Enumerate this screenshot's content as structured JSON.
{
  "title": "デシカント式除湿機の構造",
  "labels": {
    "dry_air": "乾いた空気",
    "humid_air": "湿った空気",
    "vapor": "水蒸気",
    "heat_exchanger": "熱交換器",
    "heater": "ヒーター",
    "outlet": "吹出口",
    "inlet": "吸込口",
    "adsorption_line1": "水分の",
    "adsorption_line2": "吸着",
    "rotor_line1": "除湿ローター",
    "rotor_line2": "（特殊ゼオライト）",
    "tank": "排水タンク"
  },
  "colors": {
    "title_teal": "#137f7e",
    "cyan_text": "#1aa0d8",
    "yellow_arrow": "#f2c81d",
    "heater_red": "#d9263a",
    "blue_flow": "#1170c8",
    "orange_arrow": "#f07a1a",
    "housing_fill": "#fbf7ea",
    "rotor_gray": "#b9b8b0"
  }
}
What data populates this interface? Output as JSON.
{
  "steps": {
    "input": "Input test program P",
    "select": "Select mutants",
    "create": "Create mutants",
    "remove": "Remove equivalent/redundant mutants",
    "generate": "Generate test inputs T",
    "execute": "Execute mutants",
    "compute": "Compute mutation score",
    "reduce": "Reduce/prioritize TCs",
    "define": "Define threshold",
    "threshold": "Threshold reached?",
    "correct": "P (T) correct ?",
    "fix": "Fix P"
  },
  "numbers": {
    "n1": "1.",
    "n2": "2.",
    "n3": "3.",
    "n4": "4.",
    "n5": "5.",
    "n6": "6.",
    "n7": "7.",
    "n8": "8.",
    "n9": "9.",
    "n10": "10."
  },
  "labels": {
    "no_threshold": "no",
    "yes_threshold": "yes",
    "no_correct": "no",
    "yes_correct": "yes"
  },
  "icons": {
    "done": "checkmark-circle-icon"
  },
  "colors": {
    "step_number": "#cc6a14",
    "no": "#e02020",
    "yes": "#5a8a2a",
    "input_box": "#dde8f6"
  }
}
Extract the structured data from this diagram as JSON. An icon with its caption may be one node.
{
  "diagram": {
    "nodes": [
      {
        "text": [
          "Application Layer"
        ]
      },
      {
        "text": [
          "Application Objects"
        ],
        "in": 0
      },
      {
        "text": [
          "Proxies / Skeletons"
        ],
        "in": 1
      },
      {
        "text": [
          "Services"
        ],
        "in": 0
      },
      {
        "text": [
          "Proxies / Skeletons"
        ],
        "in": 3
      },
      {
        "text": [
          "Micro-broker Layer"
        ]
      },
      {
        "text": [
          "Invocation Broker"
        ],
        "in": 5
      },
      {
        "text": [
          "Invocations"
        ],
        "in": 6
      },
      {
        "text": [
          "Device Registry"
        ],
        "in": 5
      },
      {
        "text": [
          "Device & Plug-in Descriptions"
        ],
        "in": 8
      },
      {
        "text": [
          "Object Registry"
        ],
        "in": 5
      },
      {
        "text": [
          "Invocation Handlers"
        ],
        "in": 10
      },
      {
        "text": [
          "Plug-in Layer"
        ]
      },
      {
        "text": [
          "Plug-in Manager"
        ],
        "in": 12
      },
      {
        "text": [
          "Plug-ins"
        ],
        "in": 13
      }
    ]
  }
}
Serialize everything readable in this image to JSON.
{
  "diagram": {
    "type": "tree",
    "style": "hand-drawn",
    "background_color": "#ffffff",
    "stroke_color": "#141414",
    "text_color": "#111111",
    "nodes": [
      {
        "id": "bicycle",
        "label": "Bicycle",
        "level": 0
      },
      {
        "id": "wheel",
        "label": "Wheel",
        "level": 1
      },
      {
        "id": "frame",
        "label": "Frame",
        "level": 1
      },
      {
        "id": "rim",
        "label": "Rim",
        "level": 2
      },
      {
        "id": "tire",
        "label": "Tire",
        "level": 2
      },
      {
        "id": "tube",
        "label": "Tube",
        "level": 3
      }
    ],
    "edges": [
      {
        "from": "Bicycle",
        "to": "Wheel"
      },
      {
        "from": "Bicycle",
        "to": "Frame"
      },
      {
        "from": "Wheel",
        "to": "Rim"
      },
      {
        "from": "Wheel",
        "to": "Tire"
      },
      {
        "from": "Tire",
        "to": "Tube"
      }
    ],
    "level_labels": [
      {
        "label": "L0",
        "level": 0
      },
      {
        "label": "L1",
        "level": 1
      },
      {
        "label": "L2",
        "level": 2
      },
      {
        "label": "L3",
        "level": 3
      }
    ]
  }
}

______

Identify every line above with the string "Application" in it. Copy those lines.

          "Application Layer"
          "Application Objects"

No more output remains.